Assigned task 1: Name every court case cited in the article on planning consents and environmental assessment.
Assigned task 2: In the article on planning consents and environmental assessment, what law firm does Dan Hemming work for?
Assigned task 3:
Decide whether each statement agrees with the article on planning consents and environmental assessment. Answer yes or no, and quote the words that settle it.
(a) The Berkeley case was dismissed in the High Court.
(b) In the Wensleydale Case, the High Court withdrew the planning consent.
(c) The 1999 Regulations raise the thresholds for compulsory environmental assessment.

Selected excerpt:
*** Begin section ***
A High Court decision to quash planning consent after a local authority failed to require environmental assessment for a road project highlights moves to bring the UK in line with European environmental law.

In the case of R v Edmunsbury Borough Council, ex parte Walton (QB, 13 April 1999) consent for a new road, which fell within Schedule 2 to the Town and Country Planning (Assessment of Environmental Effects) Regulations 1988 Number 11/99, was withdrawn after a local resident argued an environmental assessment should have been obtained by the local authority.

The court’s decision reflects the purposeful approach to environmental assessment recommended by the 1985 European Council Directive on the assessment of environmental effects; an approach commentators claim shows the judiciary is increasingly keen to fully implement European environmental legislation.

David Brock, a planning and environmental law partner at Herbert Smith, believes lawyers should be gearing up for more challenges to planning consents on environmental grounds.

“This is the fourth or fifth case in the last couple of years which has turned on environmental assessment. What it all adds up to is that the environment is becoming the Achilles’ heel of planning applications. Developers should now take the possibility of such challenges very seriously indeed.”

In February, in the case of R v North Yorkshire County Council, ex parte Brown (The Wensleydale Case), the House of Lords withdrew planning consent for continuance of quarrying permission after the local council failed to consider, as a preliminary matter, whether to undertake an environmental assessment.

In another case, Berkeley v Secretary of State for the Environment[8] 3 PLR 39, it was alleged that the Secretary of State failed to consider the need for an environmental statement. It was dismissed in the High Court but is now set for an appeal to the House of Lords.

“What these cases show is that planning authorities must try to look at things in accordance with European law,” said Dan Hemming, a planning specialist at Birmingham law firm Wragge & Co. “What is certain is that the courts are increasingly willing to do so and that the government is keen to ensure environmental studies are undertaken where necessary.”

In March of this year the 1997 EC Directive on environmental assessments was applied in the UK. The Town and Country Planning (Environmental Impact Assessment) (England and Wales) Regulations 1999 include provisions to lower thresholds for compulsory environmental assessment, and to cut the local authority’s discretion in some other cases.
*** End section ***
Study material:
*** Begin section ***
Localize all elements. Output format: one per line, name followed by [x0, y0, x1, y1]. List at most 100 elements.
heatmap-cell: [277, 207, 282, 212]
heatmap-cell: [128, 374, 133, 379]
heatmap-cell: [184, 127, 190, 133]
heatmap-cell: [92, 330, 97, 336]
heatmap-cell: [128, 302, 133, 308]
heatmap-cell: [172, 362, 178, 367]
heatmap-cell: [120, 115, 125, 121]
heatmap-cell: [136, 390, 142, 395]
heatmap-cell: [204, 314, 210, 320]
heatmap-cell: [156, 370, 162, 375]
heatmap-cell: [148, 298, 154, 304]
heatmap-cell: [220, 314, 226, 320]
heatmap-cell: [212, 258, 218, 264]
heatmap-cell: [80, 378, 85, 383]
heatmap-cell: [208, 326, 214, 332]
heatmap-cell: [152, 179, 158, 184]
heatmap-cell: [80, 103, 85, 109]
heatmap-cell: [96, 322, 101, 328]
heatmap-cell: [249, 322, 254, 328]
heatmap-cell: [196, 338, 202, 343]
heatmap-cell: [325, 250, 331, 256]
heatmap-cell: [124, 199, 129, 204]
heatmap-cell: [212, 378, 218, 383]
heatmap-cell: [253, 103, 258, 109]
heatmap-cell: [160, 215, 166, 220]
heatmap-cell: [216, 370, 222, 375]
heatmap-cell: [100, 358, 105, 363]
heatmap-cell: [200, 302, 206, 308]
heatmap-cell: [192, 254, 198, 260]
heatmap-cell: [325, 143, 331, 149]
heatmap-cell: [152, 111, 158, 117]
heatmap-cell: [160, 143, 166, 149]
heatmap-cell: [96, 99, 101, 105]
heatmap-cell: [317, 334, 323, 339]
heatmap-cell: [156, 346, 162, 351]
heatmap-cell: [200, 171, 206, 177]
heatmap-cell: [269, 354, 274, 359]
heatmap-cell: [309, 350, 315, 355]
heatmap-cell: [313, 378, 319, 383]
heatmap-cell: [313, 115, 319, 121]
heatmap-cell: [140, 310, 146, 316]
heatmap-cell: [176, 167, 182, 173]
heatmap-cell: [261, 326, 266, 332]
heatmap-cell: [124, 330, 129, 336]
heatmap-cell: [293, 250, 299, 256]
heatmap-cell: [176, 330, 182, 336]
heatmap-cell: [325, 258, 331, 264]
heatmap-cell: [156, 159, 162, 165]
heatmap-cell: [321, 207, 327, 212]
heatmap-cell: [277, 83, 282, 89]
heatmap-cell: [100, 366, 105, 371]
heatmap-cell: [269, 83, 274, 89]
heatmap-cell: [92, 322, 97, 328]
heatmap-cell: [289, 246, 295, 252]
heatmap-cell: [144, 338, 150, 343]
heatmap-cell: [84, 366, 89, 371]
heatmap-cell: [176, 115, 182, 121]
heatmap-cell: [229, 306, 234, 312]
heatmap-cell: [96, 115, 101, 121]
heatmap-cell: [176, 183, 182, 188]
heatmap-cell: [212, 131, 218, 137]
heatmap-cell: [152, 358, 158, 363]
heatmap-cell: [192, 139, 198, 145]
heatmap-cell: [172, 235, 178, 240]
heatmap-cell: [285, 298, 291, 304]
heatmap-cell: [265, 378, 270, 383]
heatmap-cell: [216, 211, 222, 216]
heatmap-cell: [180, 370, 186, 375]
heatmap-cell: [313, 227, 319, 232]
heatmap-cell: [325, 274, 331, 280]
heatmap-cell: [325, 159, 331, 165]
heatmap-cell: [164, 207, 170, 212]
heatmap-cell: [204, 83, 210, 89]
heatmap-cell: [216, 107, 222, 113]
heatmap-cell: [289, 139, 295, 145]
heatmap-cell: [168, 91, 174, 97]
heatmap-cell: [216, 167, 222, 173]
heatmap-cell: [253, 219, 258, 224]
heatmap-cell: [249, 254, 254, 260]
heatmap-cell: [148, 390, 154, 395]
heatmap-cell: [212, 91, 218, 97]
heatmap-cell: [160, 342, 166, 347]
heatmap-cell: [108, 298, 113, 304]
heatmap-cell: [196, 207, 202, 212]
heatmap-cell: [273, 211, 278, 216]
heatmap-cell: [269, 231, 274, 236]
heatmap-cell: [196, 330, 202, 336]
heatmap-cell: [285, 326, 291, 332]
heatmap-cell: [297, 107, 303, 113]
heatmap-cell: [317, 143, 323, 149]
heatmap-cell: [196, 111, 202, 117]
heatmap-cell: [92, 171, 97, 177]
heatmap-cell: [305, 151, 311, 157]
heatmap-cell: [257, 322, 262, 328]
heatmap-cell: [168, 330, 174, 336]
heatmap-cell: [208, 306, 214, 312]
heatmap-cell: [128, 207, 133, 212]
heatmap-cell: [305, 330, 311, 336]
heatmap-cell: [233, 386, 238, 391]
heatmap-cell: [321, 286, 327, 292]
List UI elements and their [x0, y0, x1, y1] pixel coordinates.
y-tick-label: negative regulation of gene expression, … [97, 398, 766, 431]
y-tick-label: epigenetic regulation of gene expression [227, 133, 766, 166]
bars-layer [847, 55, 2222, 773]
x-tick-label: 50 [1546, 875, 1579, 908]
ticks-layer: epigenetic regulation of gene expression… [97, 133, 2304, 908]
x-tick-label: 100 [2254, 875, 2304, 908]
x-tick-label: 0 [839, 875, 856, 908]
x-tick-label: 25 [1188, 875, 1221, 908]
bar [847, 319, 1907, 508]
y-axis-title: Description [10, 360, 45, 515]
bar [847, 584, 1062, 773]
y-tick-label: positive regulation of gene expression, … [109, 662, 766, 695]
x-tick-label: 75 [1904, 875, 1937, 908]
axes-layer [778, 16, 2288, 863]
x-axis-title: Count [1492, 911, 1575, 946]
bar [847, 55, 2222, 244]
*** End section ***
Task response 1:
- R v Edmunsbury Borough Council, ex parte Walton
- R v North Yorkshire County Council, ex parte Brown (The Wensleydale Case)
- Berkeley v Secretary of State for the Environment

Task response 2: Wragge & Co, a Birmingham law firm.

Task response 3:
(a) Yes: "It was dismissed in the High Court but is now set for an appeal to the House of Lords."
(b) No: "the House of Lords withdrew planning consent for continuance of quarrying permission"
(c) No: "include provisions to lower thresholds for compulsory environmental assessment"